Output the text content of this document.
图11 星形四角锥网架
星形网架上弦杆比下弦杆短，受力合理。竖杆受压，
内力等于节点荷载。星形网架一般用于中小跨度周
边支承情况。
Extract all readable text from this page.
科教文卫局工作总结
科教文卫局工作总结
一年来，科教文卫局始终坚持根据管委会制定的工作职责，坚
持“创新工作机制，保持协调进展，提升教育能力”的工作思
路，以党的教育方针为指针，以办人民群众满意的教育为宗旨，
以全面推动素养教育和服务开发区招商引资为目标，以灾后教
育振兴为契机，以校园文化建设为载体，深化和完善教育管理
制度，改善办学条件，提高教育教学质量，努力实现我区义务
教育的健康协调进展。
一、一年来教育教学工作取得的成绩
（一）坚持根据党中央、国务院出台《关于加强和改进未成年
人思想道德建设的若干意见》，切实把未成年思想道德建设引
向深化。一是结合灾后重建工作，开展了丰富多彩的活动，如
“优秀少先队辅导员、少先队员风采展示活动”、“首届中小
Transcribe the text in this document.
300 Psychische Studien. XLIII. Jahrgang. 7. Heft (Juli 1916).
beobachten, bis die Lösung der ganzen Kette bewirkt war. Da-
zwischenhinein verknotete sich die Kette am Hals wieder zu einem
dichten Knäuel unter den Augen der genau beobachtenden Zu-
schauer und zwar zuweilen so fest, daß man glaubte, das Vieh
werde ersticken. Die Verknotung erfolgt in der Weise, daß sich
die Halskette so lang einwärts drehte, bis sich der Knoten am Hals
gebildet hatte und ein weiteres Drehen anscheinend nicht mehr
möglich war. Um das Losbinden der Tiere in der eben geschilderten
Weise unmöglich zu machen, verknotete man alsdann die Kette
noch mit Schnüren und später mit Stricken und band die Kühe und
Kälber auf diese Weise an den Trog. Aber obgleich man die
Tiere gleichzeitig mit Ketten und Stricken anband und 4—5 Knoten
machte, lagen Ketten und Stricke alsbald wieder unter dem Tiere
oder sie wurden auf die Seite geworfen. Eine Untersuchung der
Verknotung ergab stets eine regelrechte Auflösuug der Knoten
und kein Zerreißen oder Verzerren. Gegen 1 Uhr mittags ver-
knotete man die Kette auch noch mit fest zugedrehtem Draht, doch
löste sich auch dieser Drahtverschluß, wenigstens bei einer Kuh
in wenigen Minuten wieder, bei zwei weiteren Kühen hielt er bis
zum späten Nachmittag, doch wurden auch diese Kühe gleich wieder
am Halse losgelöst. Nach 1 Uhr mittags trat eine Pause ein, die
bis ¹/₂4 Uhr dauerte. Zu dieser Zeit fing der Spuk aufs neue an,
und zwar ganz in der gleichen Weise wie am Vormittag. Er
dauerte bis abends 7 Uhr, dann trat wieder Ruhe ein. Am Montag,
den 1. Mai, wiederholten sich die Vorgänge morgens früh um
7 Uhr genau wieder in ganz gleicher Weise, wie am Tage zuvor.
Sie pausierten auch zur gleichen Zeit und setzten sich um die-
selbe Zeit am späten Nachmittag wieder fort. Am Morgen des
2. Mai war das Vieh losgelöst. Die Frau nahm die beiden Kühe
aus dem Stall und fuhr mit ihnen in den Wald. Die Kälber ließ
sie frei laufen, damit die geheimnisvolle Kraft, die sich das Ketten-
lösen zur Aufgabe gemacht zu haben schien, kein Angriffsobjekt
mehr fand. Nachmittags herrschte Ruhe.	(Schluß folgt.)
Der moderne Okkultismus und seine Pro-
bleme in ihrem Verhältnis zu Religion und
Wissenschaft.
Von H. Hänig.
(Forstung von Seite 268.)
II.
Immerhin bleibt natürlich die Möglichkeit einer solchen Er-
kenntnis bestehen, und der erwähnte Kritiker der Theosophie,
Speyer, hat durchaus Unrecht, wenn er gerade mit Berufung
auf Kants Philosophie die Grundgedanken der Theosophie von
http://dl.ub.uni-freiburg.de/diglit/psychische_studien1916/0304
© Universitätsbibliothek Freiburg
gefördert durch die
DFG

== TASK DETAILS ==
Identify the lines above that contain the word "this", then copy them.

== TASK SOLUTION ==
Output the text content of this document.
Extract all readable text from this page.
Transcribe the text in this document.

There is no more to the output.